[Records from a dataset]
----------
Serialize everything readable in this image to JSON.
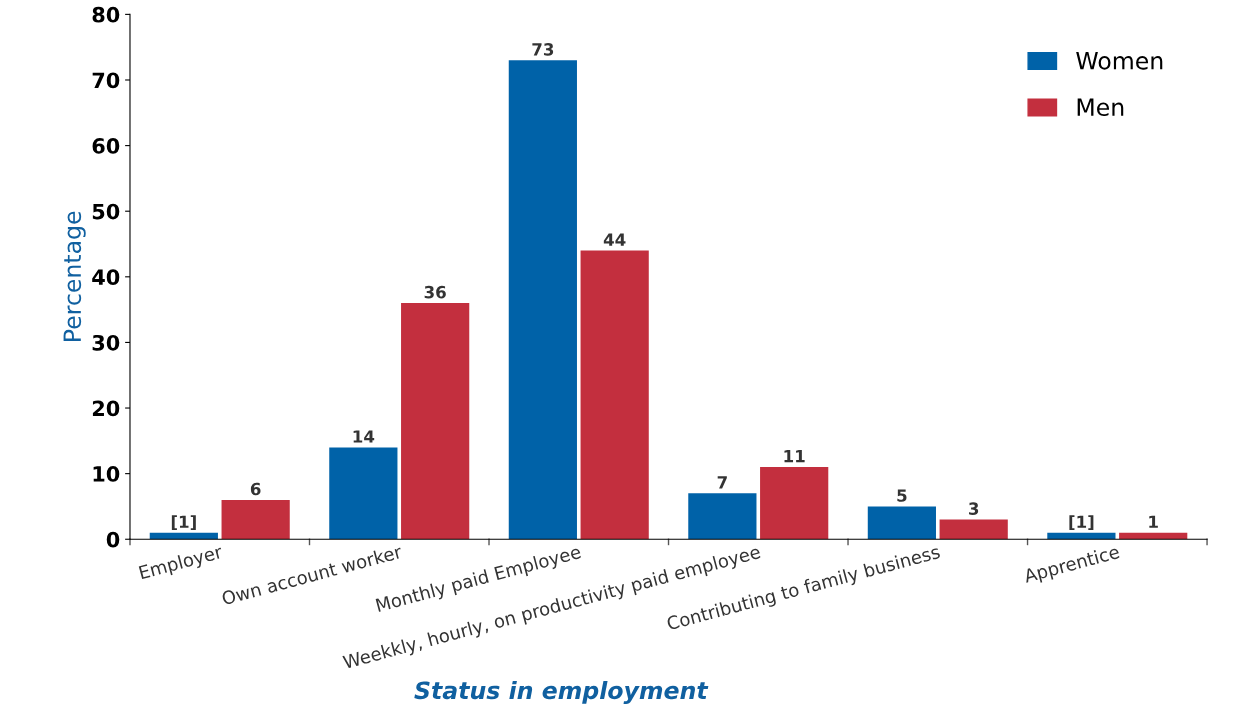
{
  "chart_data": {
    "type": "bar",
    "xlabel": "Status in employment",
    "ylabel": "Percentage",
    "categories": [
      "Employer",
      "Own account worker",
      "Monthly paid Employee",
      "Weekkly, hourly, on productivity paid employee",
      "Contributing to family business",
      "Apprentice"
    ],
    "series": [
      {
        "name": "Women",
        "color": "#0062a8",
        "values": [
          1,
          14,
          73,
          7,
          5,
          1
        ],
        "value_labels": [
          "[1]",
          "14",
          "73",
          "7",
          "5",
          "[1]"
        ]
      },
      {
        "name": "Men",
        "color": "#c32f3e",
        "values": [
          6,
          36,
          44,
          11,
          3,
          1
        ],
        "value_labels": [
          "6",
          "36",
          "44",
          "11",
          "3",
          "1"
        ]
      }
    ],
    "ylim": [
      0,
      80
    ],
    "yticks": [
      0,
      10,
      20,
      30,
      40,
      50,
      60,
      70,
      80
    ],
    "grid": false,
    "legend": "top right"
  }
}
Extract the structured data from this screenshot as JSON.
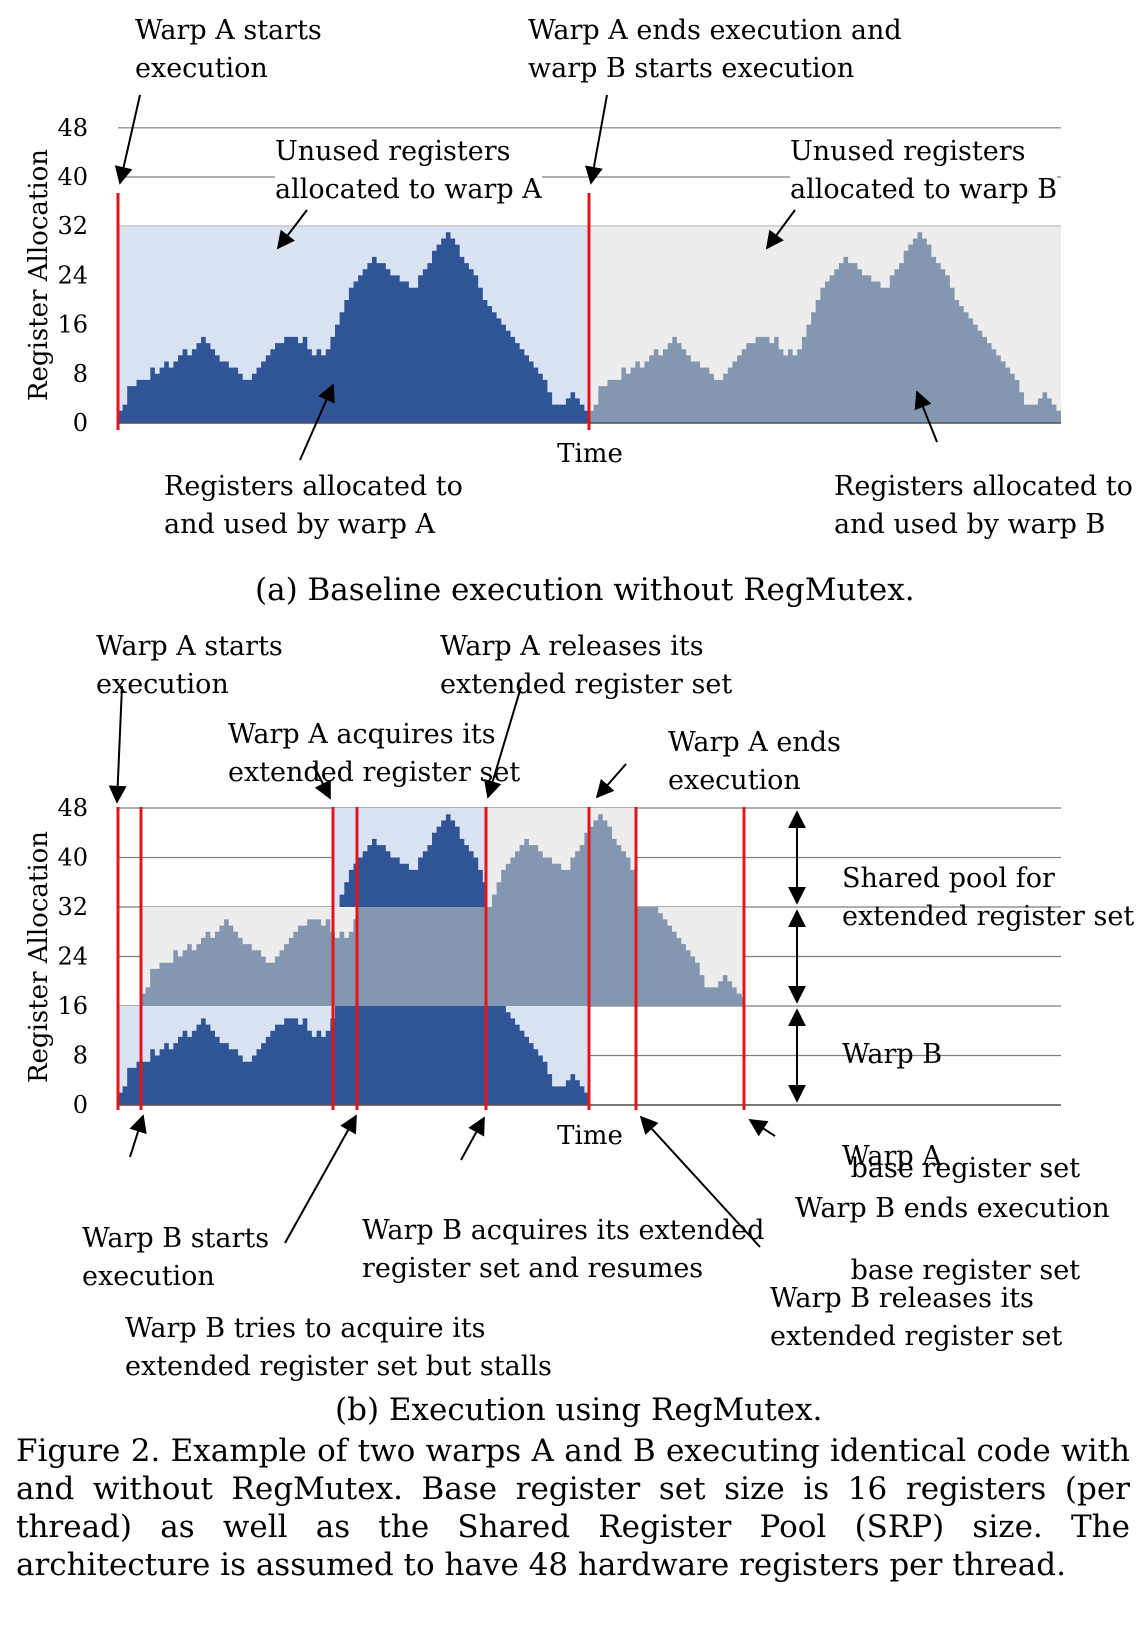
{
  "chart_data": [
    {
      "id": "a",
      "type": "area",
      "caption": "(a) Baseline execution without RegMutex.",
      "ylabel": "Register Allocation",
      "xlabel": "Time",
      "yticks": [
        0,
        8,
        16,
        24,
        32,
        40,
        48
      ],
      "ylim": [
        0,
        48
      ],
      "grid": true,
      "warp_a_profile": [
        2,
        3,
        6,
        6,
        7,
        7,
        7,
        9,
        8,
        9,
        10,
        9,
        10,
        11,
        12,
        11,
        12,
        13,
        14,
        13,
        12,
        11,
        10,
        10,
        9,
        9,
        8,
        7,
        7,
        8,
        9,
        10,
        11,
        12,
        13,
        13,
        14,
        14,
        14,
        13,
        14,
        12,
        11,
        12,
        11,
        12,
        14,
        16,
        18,
        20,
        22,
        23,
        24,
        25,
        26,
        27,
        26,
        26,
        25,
        24,
        24,
        23,
        23,
        22,
        22,
        24,
        25,
        26,
        28,
        29,
        30,
        31,
        30,
        29,
        27,
        26,
        25,
        24,
        22,
        20,
        19,
        18,
        17,
        16,
        15,
        14,
        13,
        12,
        11,
        10,
        9,
        8,
        7,
        5,
        3,
        3,
        3,
        4,
        5,
        4,
        3,
        2
      ],
      "allocation_per_warp": 32,
      "annotations": {
        "warp_a_starts": [
          "Warp A starts",
          "execution"
        ],
        "a_ends_b_starts": [
          "Warp A ends execution and",
          "warp B starts execution"
        ],
        "unused_a": [
          "Unused registers",
          "allocated to warp A"
        ],
        "unused_b": [
          "Unused registers",
          "allocated to warp B"
        ],
        "used_a": [
          "Registers allocated to",
          "and used by warp A"
        ],
        "used_b": [
          "Registers allocated to",
          "and used by warp B"
        ]
      }
    },
    {
      "id": "b",
      "type": "area",
      "caption": "(b) Execution using RegMutex.",
      "ylabel": "Register Allocation",
      "xlabel": "Time",
      "yticks": [
        0,
        8,
        16,
        24,
        32,
        40,
        48
      ],
      "ylim": [
        0,
        48
      ],
      "grid": true,
      "base_register_set": 16,
      "shared_pool_size": 16,
      "annotations": {
        "warp_a_starts": [
          "Warp A starts",
          "execution"
        ],
        "warp_a_releases": [
          "Warp A releases its",
          "extended register set"
        ],
        "warp_a_acquires": [
          "Warp A acquires its",
          "extended register set"
        ],
        "warp_a_ends": [
          "Warp A ends",
          "execution"
        ],
        "shared_pool": [
          "Shared pool for",
          "extended register set"
        ],
        "warp_b_base": [
          "Warp B",
          " base register set"
        ],
        "warp_a_base": [
          "Warp A",
          " base register set"
        ],
        "warp_b_starts": [
          "Warp B starts",
          "execution"
        ],
        "warp_b_acquires": [
          "Warp B acquires its extended",
          "register set and resumes"
        ],
        "warp_b_ends": [
          "Warp B ends execution"
        ],
        "warp_b_tries": [
          "Warp B tries to acquire its",
          "extended register set but stalls"
        ],
        "warp_b_releases": [
          "Warp B releases its",
          "extended register set"
        ]
      }
    }
  ],
  "figure_caption": "Figure 2.   Example of two warps A and B executing identical code with and without RegMutex. Base register set size is 16 registers (per thread) as well as the Shared Register Pool (SRP) size. The architecture is assumed to have 48 hardware registers per thread.",
  "colors": {
    "warp_a": "#2f5597",
    "warp_b": "#8497b0",
    "unused_a": "#dae3f3",
    "unused_b": "#ededed",
    "marker": "#e3141b",
    "grid": "#7f7f7f"
  }
}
----------
▸ **Exercise task**
Pick out all lines from the data above in which the word "without" appears.

▸ **Answer for this exercise**
      "caption": "(a) Baseline execution without RegMutex.",
  "figure_caption": "Figure 2.   Example of two warps A and B executing identical code with and without RegMutex. Base register set size is 16 registers (per thread) as well as the Shared Register Pool (SRP) size. The architecture is assumed to have 48 hardware registers per thread.",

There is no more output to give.